:: Problem set ::
#1 In the text on the study's limitations, which cases produced false negatives?
#2 Carry on the text about the study's limitations, picking up after its final sentence.
━━━ Study text
Limitations of this Study
In this study, a variety of bacteria were identified, but even with the high sensitivity of DNA detection, some false negatives still occurred (cases 7 and 8). The reason for these false negatives may be that the qPCR method for bacterial 16S rRNA identification is not applicable to all strains, and studies have shown that this method is sensitive to S. aureus and P. aeruginosa but is not sensitive to coagulase‐negative staphylococcus30. The universal primers used in our study could only detect the presence of bacteria and could not distinguish species to guide the use of antibiotics. Notably, although 16S rRNA is highly conserved, it also contains variable regions. Studies have been conducted using rRNA‐based qPCR to detect hypervariable regions of 16S‐rRNA and distinguish between different staphylococcus species14, suggesting that in a follow‐up study31, 32, it could be possible to design species‐specific primers for bacterial identification at the species level33.
━━━━━━
━━━ Stored data
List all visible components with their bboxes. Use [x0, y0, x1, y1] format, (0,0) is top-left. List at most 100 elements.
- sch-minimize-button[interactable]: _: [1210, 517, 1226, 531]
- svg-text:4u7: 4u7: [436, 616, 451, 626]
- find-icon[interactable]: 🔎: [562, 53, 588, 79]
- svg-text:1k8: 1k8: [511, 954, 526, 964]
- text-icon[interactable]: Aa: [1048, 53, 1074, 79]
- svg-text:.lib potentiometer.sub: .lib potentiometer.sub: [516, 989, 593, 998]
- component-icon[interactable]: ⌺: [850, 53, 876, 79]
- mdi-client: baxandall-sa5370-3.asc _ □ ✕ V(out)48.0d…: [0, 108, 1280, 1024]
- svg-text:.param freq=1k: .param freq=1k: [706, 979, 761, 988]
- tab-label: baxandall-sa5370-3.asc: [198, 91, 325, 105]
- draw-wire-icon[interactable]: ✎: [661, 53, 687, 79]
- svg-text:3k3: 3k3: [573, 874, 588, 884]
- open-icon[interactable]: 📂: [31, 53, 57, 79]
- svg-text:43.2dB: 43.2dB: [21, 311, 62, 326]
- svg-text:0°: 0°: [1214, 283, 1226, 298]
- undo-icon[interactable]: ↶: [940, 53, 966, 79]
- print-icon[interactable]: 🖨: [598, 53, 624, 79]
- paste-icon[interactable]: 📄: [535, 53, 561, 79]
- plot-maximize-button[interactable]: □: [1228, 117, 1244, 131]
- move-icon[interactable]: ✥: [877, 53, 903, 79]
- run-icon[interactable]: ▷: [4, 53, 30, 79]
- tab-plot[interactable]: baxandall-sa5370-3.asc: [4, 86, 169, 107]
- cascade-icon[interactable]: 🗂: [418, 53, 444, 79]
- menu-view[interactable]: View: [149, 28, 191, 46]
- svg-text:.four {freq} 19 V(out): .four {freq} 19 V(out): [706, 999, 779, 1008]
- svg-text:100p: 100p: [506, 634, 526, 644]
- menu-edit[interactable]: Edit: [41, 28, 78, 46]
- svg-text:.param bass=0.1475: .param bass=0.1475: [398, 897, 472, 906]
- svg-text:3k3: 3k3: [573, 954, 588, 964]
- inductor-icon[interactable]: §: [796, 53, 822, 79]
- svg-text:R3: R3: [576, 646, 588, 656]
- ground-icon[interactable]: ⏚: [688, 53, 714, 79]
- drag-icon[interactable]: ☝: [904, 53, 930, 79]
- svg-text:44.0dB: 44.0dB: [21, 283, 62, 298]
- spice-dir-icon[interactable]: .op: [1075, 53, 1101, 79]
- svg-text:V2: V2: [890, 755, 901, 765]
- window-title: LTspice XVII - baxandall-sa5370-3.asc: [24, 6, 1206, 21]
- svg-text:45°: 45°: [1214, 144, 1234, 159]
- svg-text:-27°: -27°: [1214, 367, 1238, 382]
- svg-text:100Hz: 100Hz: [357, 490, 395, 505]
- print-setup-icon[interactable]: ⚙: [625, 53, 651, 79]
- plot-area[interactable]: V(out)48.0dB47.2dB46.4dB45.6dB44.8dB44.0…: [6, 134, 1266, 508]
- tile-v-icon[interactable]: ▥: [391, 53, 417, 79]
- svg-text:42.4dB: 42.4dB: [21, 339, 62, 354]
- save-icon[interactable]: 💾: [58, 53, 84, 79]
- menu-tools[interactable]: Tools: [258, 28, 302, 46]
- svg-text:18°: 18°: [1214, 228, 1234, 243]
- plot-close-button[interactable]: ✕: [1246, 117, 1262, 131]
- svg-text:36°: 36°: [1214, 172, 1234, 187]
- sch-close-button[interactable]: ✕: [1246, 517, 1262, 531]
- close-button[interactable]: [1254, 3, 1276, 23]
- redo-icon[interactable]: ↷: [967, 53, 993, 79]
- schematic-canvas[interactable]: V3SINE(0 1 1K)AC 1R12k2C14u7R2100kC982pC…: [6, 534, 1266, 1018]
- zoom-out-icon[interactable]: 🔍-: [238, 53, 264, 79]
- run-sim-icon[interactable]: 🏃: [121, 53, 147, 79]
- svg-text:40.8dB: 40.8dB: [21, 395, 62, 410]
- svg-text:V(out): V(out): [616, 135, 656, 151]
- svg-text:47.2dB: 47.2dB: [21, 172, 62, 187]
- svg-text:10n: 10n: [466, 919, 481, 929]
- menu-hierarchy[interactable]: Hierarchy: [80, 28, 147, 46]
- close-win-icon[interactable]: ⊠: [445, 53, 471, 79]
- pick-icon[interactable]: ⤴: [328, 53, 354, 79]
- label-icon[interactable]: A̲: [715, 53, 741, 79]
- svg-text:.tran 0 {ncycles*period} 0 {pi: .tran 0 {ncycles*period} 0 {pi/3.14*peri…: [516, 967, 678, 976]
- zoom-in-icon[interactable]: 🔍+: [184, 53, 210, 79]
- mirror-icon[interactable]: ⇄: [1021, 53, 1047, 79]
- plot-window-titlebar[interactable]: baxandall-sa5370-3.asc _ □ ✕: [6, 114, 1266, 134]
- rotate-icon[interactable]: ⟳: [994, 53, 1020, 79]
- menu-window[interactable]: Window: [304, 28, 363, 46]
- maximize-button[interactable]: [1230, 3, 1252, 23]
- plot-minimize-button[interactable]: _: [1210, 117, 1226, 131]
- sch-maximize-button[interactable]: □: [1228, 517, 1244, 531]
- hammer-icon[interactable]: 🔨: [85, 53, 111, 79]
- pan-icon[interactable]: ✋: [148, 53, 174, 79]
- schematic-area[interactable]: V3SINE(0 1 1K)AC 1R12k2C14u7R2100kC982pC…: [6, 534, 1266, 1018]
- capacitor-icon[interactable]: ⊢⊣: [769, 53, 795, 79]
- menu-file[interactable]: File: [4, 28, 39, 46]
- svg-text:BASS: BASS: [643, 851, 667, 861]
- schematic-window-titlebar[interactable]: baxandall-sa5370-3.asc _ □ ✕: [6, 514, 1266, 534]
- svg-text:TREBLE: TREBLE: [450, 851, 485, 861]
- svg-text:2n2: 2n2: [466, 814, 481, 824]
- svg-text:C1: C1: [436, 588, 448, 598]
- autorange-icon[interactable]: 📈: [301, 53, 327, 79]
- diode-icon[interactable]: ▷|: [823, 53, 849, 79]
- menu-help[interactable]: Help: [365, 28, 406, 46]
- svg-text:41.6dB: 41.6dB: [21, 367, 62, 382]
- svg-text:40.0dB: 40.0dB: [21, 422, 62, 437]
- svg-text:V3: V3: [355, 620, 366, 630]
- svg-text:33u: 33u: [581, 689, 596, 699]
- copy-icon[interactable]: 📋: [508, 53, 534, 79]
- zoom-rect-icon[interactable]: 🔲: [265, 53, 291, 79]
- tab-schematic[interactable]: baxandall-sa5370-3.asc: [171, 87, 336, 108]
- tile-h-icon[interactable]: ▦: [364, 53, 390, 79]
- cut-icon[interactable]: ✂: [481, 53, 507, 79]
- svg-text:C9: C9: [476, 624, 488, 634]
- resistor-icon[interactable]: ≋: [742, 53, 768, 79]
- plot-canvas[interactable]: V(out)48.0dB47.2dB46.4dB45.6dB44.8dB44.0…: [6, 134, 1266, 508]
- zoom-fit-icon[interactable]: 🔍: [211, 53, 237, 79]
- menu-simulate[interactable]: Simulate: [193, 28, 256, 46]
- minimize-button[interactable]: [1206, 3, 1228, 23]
━━━━━━
:: Expected results ::
#1 Cases 7 and 8.

#2
As a single center study, the incidence of PJI was low, and the number of specimens obtained was relatively small, which may lead to bias. Multicenter studies with greater numbers are needed to confirm the above findings.
Conclusion
Compared to culture results, the results of qPCR could be obtained within a few hours. DNA‐based qPCR detection could detect suspected PJI with high sensitivity after antibiotic therapy. RNA‐based qPCR could help reduce the false positive rates of DNA‐based assays. Combined use of both methods could help improve the diagnostic efficiency of PJI.
Disclosure: This study was funded by the Fujian Youth Talents General Training Program (2014‐ZQN‐JC‐19) and the Medical Innovation Project of Fujian Province (2014‐CX‐23).